> [WHAT IS BEING ASKED]: Count how many lines of the listing below contain the string "with". Give only the number.
═══ GIVEN RECORDS ═══
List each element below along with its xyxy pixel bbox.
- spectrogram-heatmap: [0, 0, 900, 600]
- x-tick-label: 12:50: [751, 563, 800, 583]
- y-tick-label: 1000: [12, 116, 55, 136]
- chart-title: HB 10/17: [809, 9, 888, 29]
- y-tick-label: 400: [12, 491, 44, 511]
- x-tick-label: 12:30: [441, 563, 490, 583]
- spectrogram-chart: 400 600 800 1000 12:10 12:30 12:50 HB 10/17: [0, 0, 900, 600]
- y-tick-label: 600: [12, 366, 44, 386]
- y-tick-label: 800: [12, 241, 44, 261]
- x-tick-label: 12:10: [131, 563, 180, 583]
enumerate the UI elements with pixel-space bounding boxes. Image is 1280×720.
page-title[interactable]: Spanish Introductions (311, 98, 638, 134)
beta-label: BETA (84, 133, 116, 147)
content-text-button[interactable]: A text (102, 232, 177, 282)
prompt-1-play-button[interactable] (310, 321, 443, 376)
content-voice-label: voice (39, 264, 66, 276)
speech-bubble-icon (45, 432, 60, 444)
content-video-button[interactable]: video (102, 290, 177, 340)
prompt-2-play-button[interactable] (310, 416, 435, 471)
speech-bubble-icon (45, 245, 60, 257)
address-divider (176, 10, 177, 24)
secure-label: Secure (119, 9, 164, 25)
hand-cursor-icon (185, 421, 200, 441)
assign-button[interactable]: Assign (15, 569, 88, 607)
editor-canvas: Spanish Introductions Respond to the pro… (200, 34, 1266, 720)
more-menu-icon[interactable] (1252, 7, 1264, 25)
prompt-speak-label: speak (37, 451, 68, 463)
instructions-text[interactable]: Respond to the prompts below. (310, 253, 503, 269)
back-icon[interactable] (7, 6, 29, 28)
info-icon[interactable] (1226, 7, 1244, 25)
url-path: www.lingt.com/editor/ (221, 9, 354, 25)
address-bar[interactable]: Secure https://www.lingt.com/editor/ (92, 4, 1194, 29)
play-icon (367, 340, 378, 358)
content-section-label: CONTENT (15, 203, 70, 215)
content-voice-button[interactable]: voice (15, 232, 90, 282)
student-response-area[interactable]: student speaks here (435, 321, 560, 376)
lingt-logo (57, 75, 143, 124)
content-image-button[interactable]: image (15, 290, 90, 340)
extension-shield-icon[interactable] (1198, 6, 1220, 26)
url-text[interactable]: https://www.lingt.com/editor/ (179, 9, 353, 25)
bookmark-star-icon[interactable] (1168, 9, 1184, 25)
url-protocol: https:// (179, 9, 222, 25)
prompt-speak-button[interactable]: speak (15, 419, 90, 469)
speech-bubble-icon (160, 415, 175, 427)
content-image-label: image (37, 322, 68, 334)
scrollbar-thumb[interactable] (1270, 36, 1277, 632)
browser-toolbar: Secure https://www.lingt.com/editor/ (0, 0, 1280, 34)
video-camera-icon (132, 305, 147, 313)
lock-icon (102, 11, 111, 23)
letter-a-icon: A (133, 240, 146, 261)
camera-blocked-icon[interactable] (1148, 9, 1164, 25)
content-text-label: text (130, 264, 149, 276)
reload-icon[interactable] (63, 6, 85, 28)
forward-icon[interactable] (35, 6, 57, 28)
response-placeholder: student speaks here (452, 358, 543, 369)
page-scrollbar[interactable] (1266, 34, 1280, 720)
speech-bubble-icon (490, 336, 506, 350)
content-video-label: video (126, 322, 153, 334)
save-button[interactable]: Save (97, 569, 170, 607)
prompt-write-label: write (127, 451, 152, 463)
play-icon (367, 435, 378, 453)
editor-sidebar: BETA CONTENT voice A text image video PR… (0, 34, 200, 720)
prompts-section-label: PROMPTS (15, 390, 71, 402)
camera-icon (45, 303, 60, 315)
═══
> [THE COMPLETED TASK]: 2